Stated goal >> Return each line that holds the word "Shakespeare".

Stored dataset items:
**********

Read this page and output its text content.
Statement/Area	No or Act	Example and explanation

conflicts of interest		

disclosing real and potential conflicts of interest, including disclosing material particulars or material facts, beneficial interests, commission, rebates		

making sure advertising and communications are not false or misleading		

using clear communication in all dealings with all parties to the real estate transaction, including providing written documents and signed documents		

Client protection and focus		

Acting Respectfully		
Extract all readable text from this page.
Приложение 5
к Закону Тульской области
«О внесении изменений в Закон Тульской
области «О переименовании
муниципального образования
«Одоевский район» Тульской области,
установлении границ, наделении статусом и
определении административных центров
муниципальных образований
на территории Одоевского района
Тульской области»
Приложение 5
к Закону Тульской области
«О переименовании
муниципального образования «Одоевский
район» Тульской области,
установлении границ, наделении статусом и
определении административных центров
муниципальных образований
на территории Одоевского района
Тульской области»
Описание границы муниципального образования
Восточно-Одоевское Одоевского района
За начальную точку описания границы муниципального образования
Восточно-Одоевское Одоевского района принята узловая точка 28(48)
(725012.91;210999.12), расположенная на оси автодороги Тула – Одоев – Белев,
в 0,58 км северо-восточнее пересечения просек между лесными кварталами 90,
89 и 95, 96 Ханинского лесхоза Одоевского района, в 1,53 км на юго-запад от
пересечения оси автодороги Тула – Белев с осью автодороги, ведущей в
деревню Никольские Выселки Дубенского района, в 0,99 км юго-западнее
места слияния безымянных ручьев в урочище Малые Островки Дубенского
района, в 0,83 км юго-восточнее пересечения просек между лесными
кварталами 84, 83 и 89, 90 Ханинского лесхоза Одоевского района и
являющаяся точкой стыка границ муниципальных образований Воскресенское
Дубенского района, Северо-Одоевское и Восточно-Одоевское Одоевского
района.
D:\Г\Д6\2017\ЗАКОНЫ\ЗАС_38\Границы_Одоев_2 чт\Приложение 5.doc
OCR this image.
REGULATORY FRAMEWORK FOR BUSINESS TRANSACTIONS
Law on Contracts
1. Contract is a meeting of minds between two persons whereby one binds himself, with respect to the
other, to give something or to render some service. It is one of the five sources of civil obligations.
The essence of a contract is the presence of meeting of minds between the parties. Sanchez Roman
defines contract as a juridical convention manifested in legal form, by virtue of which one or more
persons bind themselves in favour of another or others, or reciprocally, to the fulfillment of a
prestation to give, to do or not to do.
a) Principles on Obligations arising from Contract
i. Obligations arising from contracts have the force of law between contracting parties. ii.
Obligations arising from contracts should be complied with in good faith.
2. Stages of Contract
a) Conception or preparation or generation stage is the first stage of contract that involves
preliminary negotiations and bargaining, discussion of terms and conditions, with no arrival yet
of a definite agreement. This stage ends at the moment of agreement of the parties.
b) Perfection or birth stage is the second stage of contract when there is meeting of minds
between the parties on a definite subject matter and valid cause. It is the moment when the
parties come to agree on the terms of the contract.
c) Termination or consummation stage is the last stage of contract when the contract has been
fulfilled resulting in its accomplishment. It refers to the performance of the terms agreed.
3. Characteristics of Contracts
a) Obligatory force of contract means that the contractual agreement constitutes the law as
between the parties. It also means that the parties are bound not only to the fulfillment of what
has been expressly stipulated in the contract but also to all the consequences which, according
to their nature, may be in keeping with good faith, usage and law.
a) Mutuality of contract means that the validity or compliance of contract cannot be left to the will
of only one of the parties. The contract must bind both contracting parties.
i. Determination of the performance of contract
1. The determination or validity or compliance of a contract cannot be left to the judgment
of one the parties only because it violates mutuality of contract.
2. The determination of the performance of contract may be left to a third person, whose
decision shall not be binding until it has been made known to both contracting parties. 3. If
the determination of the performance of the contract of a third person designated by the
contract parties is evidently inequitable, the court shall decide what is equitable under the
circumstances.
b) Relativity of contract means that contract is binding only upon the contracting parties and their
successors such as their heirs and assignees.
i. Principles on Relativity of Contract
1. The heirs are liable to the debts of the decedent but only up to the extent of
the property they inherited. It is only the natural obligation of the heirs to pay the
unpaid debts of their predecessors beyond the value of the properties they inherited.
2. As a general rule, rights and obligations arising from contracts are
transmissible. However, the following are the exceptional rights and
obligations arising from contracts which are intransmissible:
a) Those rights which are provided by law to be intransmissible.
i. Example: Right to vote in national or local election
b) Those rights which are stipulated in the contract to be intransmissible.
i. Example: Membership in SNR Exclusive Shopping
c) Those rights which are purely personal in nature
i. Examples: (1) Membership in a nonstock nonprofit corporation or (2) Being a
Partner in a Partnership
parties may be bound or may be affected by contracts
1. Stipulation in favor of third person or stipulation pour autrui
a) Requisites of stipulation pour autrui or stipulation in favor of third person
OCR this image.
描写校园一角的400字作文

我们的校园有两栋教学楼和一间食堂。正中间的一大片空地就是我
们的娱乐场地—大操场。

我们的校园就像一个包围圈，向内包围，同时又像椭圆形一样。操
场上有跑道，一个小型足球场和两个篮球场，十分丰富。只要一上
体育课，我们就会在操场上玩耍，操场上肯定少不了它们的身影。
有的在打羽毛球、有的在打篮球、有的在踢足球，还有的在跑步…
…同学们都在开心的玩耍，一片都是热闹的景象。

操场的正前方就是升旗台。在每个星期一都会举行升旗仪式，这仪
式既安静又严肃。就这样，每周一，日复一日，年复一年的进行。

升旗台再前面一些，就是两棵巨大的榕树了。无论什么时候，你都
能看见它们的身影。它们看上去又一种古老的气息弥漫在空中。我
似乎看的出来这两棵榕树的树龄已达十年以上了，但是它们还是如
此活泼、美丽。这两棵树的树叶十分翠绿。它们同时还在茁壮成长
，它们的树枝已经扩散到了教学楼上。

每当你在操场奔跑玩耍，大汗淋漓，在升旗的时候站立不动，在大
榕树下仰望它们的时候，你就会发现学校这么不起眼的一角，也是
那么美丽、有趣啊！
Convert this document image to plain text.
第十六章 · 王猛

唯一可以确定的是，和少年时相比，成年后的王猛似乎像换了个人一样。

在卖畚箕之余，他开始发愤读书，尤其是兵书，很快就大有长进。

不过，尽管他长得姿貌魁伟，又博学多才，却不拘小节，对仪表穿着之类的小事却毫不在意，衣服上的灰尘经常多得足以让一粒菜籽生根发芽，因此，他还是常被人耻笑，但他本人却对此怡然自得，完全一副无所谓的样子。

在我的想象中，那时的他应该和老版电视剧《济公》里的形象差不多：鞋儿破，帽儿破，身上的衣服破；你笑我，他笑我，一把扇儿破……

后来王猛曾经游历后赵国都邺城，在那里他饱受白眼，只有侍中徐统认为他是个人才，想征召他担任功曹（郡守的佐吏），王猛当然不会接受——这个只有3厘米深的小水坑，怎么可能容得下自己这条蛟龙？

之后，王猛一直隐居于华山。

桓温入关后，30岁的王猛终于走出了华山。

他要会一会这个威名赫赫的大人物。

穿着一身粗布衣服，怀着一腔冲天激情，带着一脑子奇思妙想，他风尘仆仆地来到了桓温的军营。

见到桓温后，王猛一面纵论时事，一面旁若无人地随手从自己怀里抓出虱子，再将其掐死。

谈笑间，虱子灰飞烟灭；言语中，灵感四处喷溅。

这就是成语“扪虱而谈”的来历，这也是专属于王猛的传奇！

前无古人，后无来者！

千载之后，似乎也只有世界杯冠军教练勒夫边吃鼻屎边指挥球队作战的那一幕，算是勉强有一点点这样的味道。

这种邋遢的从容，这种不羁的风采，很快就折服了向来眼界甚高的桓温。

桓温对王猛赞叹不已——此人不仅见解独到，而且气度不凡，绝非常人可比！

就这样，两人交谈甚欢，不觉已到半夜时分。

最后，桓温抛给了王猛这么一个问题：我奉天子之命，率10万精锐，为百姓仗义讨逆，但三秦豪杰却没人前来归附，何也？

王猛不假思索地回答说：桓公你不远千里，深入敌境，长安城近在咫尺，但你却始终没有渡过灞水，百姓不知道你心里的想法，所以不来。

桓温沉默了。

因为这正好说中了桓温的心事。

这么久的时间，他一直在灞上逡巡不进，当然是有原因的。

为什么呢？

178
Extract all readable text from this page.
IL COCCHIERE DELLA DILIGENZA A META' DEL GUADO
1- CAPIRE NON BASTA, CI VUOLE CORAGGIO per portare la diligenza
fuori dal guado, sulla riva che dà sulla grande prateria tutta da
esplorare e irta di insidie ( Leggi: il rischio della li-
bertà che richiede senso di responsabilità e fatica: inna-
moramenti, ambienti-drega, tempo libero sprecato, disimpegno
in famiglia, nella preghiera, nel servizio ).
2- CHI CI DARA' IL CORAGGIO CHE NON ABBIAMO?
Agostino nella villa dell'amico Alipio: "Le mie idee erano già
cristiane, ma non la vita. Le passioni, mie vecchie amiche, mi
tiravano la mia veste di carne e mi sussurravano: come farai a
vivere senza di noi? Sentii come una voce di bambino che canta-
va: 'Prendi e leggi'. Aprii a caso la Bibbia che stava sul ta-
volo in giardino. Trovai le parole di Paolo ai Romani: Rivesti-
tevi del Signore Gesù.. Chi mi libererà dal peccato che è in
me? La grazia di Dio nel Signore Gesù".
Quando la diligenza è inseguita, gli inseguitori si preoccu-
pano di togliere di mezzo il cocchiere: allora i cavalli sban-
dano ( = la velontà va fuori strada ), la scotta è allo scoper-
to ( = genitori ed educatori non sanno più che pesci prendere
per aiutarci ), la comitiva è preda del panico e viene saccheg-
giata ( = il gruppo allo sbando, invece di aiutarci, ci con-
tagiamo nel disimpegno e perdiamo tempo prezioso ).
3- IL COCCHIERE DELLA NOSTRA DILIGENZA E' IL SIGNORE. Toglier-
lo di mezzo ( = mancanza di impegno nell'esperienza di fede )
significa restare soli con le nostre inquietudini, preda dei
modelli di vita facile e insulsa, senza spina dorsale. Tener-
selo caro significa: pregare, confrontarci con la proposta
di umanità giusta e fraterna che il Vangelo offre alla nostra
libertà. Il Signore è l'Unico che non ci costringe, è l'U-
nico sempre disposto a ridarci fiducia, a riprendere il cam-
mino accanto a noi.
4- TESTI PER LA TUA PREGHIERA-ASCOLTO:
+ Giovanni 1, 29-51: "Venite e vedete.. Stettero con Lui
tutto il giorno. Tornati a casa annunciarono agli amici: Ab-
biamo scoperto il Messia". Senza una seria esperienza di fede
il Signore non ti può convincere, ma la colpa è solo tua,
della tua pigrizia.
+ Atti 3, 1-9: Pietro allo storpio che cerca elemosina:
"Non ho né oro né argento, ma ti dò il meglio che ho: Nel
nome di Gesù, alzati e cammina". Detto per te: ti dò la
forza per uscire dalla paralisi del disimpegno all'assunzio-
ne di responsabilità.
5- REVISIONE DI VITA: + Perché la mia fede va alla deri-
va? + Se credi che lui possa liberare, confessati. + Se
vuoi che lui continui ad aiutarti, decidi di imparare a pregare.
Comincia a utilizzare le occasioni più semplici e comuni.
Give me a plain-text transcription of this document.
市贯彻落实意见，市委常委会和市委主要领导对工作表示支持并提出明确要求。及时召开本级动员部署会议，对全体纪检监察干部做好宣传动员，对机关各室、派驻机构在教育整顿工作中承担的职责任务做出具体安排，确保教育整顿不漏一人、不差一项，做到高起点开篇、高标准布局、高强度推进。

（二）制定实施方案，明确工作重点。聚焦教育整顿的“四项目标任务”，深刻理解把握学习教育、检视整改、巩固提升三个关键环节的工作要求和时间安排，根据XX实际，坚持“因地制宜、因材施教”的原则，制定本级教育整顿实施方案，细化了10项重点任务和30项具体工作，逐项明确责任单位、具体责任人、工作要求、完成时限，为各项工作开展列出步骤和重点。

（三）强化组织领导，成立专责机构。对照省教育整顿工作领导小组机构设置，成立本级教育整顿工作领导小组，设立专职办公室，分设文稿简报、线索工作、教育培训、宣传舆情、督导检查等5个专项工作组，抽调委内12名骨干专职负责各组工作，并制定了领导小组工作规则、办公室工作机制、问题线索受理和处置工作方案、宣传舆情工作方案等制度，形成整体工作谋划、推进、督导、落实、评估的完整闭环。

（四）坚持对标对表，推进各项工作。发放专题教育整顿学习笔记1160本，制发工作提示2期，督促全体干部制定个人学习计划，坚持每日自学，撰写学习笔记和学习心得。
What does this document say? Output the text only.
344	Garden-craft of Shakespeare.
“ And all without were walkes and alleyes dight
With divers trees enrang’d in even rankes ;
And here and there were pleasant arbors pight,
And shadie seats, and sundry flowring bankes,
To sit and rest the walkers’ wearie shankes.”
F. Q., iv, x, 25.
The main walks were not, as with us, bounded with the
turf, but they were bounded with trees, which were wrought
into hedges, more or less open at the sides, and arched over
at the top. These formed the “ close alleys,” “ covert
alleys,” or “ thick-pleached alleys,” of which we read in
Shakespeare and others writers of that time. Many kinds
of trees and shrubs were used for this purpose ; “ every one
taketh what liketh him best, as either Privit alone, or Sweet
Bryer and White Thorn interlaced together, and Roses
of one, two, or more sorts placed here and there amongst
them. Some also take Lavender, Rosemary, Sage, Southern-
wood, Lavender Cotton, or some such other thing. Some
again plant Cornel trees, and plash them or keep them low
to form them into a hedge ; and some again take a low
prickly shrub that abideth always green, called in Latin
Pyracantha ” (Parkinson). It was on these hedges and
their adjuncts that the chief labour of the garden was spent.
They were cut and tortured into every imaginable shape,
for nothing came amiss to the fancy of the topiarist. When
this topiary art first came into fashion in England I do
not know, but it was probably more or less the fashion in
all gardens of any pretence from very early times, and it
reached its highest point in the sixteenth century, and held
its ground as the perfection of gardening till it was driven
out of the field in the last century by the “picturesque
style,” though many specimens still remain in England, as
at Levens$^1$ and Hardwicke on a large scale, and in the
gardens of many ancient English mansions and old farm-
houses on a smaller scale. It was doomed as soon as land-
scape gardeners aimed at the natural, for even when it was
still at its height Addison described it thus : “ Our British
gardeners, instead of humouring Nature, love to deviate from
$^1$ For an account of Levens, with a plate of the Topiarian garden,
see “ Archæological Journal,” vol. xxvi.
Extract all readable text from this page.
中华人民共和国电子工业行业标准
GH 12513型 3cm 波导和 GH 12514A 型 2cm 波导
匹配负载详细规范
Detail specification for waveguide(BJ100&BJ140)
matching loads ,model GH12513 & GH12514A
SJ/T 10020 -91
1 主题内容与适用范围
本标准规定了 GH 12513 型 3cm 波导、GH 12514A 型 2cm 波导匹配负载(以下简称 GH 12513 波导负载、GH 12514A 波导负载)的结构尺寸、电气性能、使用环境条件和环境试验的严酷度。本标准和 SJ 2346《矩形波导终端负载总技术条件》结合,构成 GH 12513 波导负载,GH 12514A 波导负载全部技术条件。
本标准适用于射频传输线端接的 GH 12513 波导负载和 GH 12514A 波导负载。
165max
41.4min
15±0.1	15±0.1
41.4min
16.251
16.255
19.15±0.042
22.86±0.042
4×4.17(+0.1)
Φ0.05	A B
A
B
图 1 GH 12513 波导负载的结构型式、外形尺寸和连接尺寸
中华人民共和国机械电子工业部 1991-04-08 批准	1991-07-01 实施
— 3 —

**********

Finished task >>
344	Garden-craft of Shakespeare.
Shakespeare and others writers of that time. Many kinds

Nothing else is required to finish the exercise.